__WRITTEN TASK__: Select every line containing the word "随你前往" from the material, and copy those lines.

[Data records]
= = =

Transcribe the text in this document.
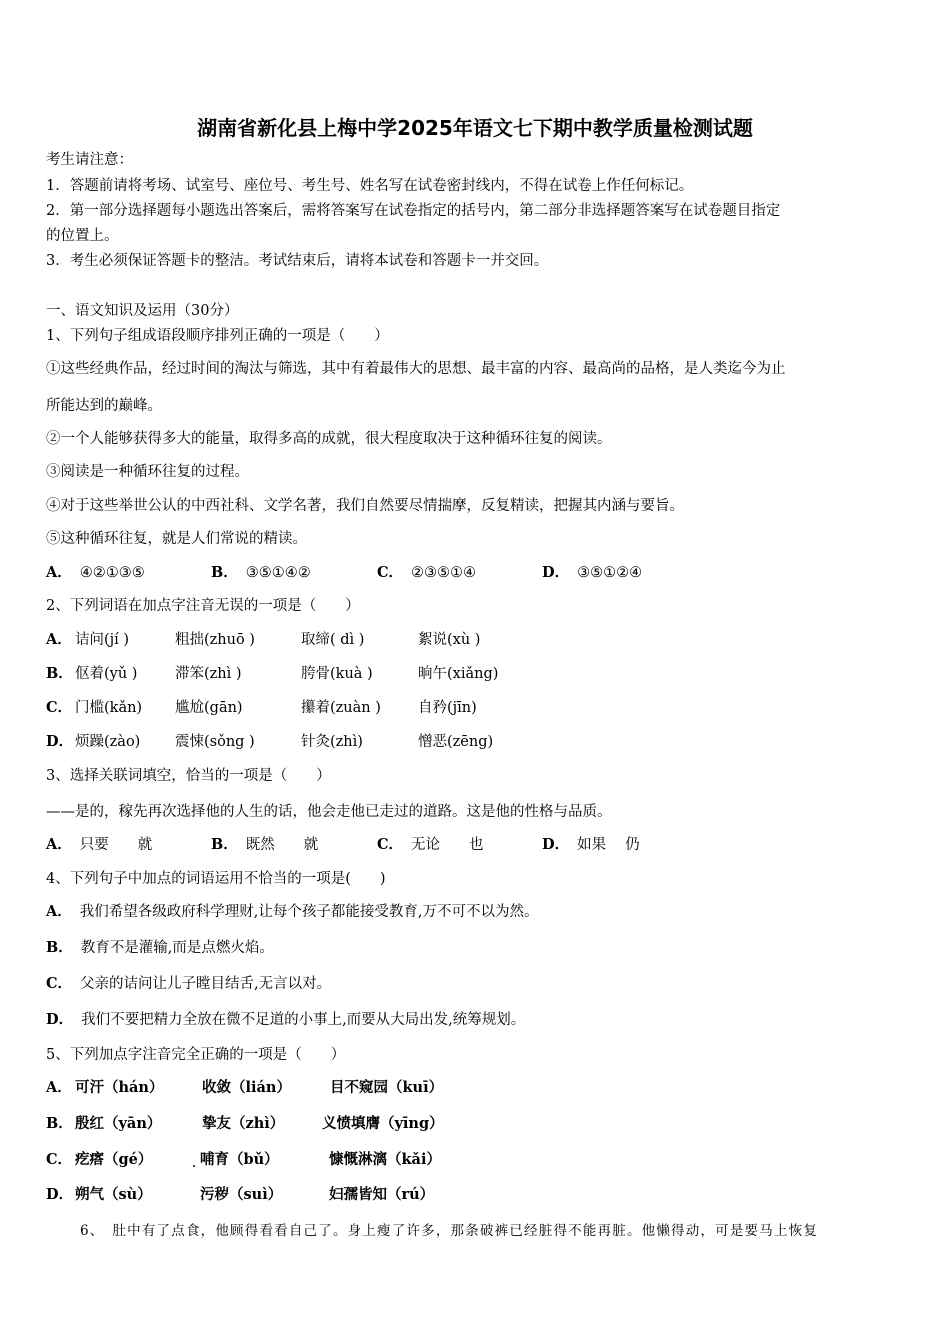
湖南省新化县上梅中学2025年语文七下期中教学质量检测试题
考生请注意：
1．答题前请将考场、试室号、座位号、考生号、姓名写在试卷密封线内，不得在试卷上作任何标记。
2．第一部分选择题每小题选出答案后，需将答案写在试卷指定的括号内，第二部分非选择题答案写在试卷题目指定
的位置上。
3．考生必须保证答题卡的整洁。考试结束后，请将本试卷和答题卡一并交回。
一、语文知识及运用（30分）
1、下列句子组成语段顺序排列正确的一项是（　　）
①这些经典作品，经过时间的淘汰与筛选，其中有着最伟大的思想、最丰富的内容、最高尚的品格，是人类迄今为止
所能达到的巅峰。
②一个人能够获得多大的能量，取得多高的成就，很大程度取决于这种循环往复的阅读。
③阅读是一种循环往复的过程。
④对于这些举世公认的中西社科、文学名著，我们自然要尽情揣摩，反复精读，把握其内涵与要旨。
⑤这种循环往复，就是人们常说的精读。
A． ④②①③⑤	B． ③⑤①④②	C． ②③⑤①④	D． ③⑤①②④
2、下列词语在加点字注音无误的一项是（　　）
A． 诘问(jí )	粗拙(zhuō )	取缔( dì )	絮说(xù )
B． 伛着(yǔ )	滞笨(zhì )	胯骨(kuà )	晌午(xiǎng)
C． 门槛(kǎn) 尴尬(gān)	攥着(zuàn )	自矜(jīn)
D． 烦躁(zào) 震悚(sǒng )	针灸(zhì)	憎恶(zēng)
3、选择关联词填空，恰当的一项是（　　）
——是的，稼先再次选择他的人生的话，他会走他已走过的道路。这是他的性格与品质。
A． 只要　　就	B． 既然　　就	C． 无论　　也	D． 如果　 仍
4、下列句子中加点的词语运用不恰当的一项是(　　)
A． 我们希望各级政府科学理财,让每个孩子都能接受教育,万不可不以为然。
B． 教育不是灌输,而是点燃火焰。
C． 父亲的诘问让儿子瞠目结舌,无言以对。
D． 我们不要把精力全放在微不足道的小事上,而要从大局出发,统筹规划。
5、下列加点字注音完全正确的一项是（　　）
A． 可汗（hán）	收敛（lián）	目不窥园（kuī）
B． 殷红（yān）	挚友（zhì）	义愤填膺（yīng）
C． 疙瘩（gé）	哺育（bǔ）	慷慨淋漓（kǎi）
D． 朔气（sù）	污秽（suì）	妇孺皆知（rú）
6、　肚中有了点食，他顾得看看自己了。身上瘦了许多，那条破裤已经脏得不能再脏。他懒得动，可是要马上恢复
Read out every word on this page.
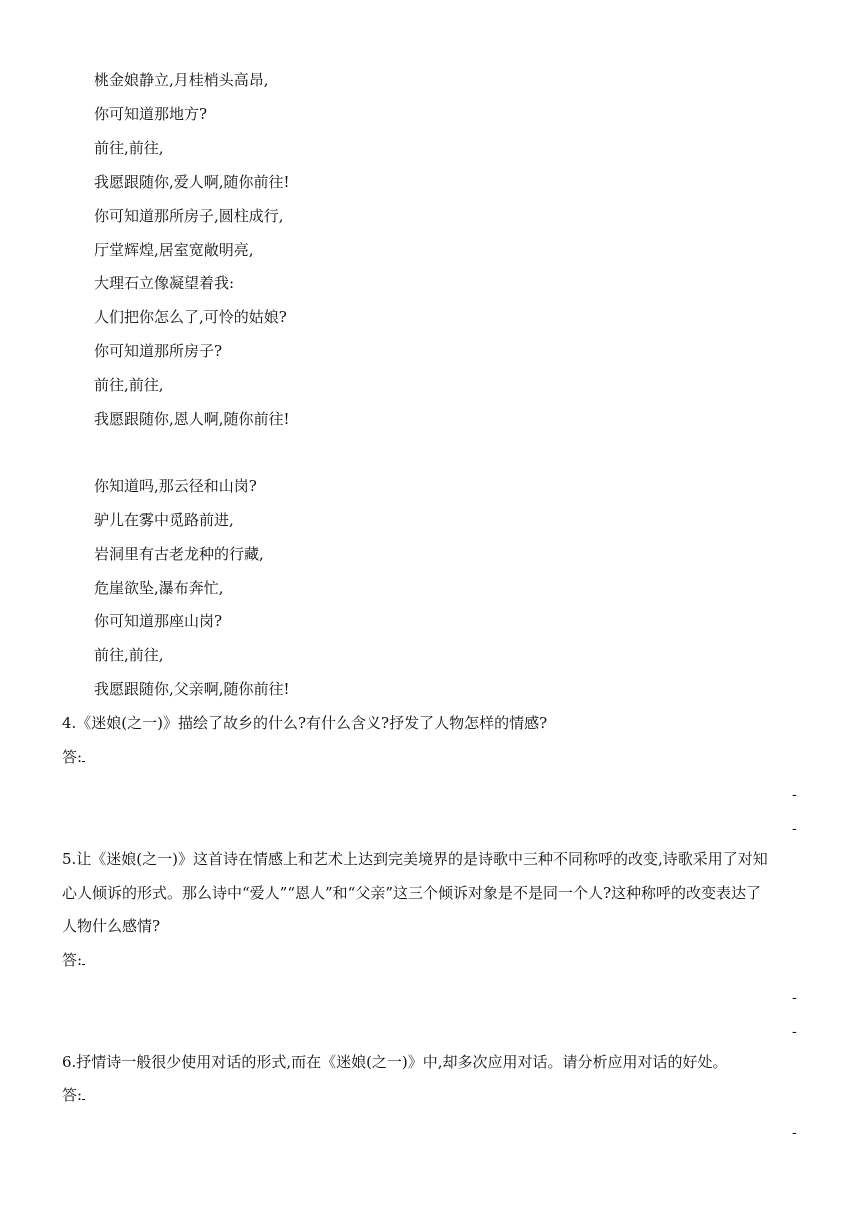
桃金娘静立,月桂梢头高昂,
你可知道那地方?
前往,前往,
我愿跟随你,爱人啊,随你前往!
你可知道那所房子,圆柱成行,
厅堂辉煌,居室宽敞明亮,
大理石立像凝望着我:
人们把你怎么了,可怜的姑娘?
你可知道那所房子?
前往,前往,
我愿跟随你,恩人啊,随你前往!
你知道吗,那云径和山岗?
驴儿在雾中觅路前进,
岩洞里有古老龙种的行藏,
危崖欲坠,瀑布奔忙,
你可知道那座山岗?
前往,前往,
我愿跟随你,父亲啊,随你前往!
4.《迷娘(之一)》描绘了故乡的什么?有什么含义?抒发了人物怎样的情感?
答:
-
-
5.让《迷娘(之一)》这首诗在情感上和艺术上达到完美境界的是诗歌中三种不同称呼的改变,诗歌采用了对知
心人倾诉的形式。那么诗中“爱人”“恩人”和“父亲”这三个倾诉对象是不是同一个人?这种称呼的改变表达了
人物什么感情?
答:
-
-
6.抒情诗一般很少使用对话的形式,而在《迷娘(之一)》中,却多次应用对话。请分析应用对话的好处。
答:
-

= = =

__EXERCISE SOLUTION__:
我愿跟随你,爱人啊,随你前往!
我愿跟随你,恩人啊,随你前往!
我愿跟随你,父亲啊,随你前往!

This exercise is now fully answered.